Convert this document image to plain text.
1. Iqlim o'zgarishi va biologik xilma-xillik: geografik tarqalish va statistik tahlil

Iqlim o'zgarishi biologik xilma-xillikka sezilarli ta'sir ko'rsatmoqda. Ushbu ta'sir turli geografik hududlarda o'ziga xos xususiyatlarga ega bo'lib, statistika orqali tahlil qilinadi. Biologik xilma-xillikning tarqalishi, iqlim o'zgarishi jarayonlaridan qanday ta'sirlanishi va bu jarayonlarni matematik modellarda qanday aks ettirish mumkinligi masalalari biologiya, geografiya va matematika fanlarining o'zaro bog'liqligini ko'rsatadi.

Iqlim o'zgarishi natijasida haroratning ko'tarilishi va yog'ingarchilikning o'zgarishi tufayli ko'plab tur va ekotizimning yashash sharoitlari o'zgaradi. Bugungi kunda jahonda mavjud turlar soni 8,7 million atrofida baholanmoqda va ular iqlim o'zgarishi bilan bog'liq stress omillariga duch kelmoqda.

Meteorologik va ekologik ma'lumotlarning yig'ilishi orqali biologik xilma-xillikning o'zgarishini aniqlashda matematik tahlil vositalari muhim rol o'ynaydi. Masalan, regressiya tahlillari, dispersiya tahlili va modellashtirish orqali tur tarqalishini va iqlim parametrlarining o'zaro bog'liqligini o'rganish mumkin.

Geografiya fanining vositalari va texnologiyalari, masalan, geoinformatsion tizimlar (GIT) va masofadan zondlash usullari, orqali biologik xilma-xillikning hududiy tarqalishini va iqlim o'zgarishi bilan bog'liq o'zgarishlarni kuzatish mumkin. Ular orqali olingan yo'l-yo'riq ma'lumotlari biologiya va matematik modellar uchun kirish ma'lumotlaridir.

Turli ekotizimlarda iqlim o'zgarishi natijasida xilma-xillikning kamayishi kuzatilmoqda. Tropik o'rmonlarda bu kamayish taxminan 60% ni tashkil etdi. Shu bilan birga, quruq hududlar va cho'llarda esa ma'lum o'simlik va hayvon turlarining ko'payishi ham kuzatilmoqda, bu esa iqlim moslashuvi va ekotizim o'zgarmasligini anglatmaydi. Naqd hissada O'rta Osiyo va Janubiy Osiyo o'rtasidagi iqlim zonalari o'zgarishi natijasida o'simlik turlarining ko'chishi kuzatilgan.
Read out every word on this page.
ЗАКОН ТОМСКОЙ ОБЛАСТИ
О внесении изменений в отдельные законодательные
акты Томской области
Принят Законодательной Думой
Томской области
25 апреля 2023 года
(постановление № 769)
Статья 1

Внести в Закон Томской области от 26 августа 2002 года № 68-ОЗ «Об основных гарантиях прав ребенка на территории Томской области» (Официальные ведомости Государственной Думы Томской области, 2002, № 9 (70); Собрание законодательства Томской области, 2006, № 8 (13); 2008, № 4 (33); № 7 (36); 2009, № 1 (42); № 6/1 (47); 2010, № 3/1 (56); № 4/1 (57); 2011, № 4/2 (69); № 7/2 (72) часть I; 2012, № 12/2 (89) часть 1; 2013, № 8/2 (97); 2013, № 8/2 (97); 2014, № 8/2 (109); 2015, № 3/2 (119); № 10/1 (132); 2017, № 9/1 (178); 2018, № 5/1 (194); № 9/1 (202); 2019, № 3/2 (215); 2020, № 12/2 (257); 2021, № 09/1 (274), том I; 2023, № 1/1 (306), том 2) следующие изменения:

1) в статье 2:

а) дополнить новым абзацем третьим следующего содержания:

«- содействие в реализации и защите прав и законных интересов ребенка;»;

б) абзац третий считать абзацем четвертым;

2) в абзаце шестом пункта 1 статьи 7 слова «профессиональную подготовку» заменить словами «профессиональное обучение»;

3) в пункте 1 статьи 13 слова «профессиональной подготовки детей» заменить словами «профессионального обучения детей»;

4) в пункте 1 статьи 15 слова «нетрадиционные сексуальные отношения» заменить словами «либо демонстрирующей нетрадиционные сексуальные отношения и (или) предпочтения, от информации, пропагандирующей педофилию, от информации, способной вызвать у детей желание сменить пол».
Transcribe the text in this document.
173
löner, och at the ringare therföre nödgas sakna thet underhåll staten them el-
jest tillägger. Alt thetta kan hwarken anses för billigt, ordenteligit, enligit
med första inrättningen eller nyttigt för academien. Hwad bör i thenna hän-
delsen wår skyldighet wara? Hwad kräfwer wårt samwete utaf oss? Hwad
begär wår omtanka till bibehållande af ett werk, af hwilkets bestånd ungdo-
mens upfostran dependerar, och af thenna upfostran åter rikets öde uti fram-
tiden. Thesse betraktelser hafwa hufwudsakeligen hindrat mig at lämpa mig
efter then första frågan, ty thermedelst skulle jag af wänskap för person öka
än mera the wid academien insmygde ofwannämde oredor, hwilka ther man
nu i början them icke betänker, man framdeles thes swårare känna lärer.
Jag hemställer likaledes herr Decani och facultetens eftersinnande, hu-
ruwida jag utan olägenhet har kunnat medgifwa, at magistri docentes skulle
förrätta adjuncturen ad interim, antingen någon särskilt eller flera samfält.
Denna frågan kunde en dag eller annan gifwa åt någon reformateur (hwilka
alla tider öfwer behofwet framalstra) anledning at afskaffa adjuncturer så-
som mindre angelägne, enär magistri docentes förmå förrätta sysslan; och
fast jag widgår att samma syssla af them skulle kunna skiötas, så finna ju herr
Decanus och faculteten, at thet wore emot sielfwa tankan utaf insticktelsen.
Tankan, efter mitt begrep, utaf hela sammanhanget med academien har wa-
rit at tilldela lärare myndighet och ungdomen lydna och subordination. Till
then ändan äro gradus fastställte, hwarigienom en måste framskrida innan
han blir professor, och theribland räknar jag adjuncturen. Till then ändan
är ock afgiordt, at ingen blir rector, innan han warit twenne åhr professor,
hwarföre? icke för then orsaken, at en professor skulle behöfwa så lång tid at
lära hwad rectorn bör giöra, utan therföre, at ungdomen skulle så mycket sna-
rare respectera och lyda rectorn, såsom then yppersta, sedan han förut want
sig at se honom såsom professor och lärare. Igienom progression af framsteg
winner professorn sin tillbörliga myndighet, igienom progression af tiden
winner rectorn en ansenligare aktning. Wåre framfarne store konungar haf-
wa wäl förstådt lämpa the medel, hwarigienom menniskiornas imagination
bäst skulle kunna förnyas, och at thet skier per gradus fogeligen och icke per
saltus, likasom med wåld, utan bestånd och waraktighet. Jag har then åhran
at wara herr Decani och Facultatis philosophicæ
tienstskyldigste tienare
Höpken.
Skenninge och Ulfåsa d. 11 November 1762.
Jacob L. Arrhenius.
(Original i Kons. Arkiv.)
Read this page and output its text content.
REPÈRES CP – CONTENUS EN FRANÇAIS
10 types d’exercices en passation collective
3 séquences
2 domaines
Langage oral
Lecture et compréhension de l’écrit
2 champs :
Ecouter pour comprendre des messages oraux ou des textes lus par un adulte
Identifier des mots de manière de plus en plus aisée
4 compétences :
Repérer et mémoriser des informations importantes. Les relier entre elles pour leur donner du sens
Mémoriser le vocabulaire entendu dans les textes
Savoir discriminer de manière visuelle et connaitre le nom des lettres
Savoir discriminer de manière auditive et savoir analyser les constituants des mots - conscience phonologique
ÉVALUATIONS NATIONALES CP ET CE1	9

============================================================

_Exercise prompt_
Pick out and copy the lines of the entries that hold the string "manière".

_Solved exercise_
Identifier des mots de manière de plus en plus aisée
Savoir discriminer de manière visuelle et connaitre le nom des lettres
Savoir discriminer de manière auditive et savoir analyser les constituants des mots - conscience phonologique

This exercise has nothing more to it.